— INSTRUCTIONS TO FOLLOW —
Scan the data below and pick out the lines containing the word "TensorFlow".
-- start RECORD EXCERPTS --
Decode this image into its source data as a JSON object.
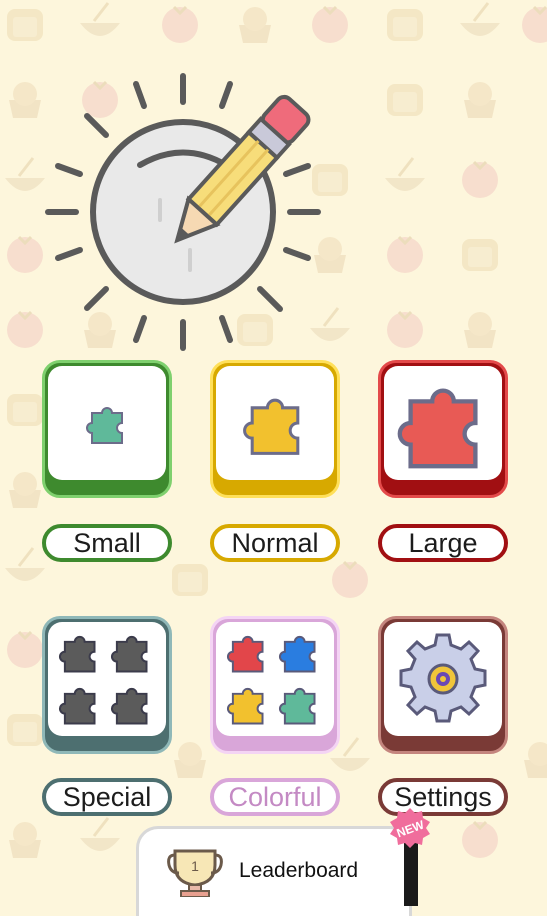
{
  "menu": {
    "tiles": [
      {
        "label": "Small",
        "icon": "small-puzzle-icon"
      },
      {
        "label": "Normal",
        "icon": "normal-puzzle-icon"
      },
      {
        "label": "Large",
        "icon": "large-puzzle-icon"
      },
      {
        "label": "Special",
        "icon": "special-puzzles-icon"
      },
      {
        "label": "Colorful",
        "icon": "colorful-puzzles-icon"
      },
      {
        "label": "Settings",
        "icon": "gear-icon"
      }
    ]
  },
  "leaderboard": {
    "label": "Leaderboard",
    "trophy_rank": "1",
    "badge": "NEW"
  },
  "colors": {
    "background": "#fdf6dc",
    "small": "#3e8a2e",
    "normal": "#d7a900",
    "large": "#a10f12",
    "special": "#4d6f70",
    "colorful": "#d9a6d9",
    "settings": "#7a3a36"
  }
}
-- end RECORD EXCERPTS --
-- start RECORD EXCERPTS --
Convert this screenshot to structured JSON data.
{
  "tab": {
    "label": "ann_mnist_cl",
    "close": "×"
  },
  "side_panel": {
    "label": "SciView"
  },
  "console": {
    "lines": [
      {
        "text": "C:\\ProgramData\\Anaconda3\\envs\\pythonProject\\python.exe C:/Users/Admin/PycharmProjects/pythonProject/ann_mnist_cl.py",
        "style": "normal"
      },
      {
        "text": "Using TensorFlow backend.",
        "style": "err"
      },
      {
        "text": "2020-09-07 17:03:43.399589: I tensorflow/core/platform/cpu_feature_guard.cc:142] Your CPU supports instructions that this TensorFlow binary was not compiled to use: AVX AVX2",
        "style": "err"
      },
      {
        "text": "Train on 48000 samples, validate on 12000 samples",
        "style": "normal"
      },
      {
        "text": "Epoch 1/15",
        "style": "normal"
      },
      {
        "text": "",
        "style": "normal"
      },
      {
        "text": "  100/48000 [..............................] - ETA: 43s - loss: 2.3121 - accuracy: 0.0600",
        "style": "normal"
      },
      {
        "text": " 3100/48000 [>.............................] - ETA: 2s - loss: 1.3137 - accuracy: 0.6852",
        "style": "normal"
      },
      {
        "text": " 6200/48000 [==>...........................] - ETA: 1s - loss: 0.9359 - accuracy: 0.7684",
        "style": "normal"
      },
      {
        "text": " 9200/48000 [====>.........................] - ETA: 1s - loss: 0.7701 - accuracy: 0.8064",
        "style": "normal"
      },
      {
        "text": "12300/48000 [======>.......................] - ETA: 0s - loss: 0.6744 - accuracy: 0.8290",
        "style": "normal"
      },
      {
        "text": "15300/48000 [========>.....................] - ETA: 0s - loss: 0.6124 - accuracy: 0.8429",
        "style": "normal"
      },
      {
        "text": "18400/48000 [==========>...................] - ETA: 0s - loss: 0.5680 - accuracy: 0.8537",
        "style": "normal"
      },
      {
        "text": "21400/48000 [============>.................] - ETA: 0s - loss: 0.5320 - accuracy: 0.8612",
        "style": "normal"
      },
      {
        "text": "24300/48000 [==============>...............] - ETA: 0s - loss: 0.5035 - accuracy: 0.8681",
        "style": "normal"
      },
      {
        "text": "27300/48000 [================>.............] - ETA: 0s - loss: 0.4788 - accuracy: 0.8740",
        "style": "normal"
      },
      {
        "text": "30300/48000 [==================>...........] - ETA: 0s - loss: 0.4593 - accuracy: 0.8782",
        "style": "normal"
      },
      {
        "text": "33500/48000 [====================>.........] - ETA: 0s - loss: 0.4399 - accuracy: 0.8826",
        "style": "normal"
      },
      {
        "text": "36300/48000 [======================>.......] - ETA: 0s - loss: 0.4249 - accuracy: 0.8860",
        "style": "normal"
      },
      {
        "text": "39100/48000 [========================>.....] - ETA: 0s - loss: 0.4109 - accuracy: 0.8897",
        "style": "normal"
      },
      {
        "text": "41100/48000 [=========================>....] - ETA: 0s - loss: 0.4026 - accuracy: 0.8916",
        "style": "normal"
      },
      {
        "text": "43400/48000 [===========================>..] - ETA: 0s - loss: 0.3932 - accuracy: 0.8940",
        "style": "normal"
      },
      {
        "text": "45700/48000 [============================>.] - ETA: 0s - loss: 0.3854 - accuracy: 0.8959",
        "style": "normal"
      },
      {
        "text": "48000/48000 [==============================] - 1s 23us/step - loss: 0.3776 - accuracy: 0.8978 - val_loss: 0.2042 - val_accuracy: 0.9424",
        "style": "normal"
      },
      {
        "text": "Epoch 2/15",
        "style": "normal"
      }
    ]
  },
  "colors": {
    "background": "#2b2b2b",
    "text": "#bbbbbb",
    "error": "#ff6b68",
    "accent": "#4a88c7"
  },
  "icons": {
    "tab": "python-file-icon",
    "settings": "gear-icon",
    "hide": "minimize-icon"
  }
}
-- end RECORD EXCERPTS --
— ANSWER FOR THIS EXERCISE —
        "text": "Using TensorFlow backend.",
        "text": "2020-09-07 17:03:43.399589: I tensorflow/core/platform/cpu_feature_guard.cc:142] Your CPU supports instructions that this TensorFlow binary was not compiled to use: AVX AVX2",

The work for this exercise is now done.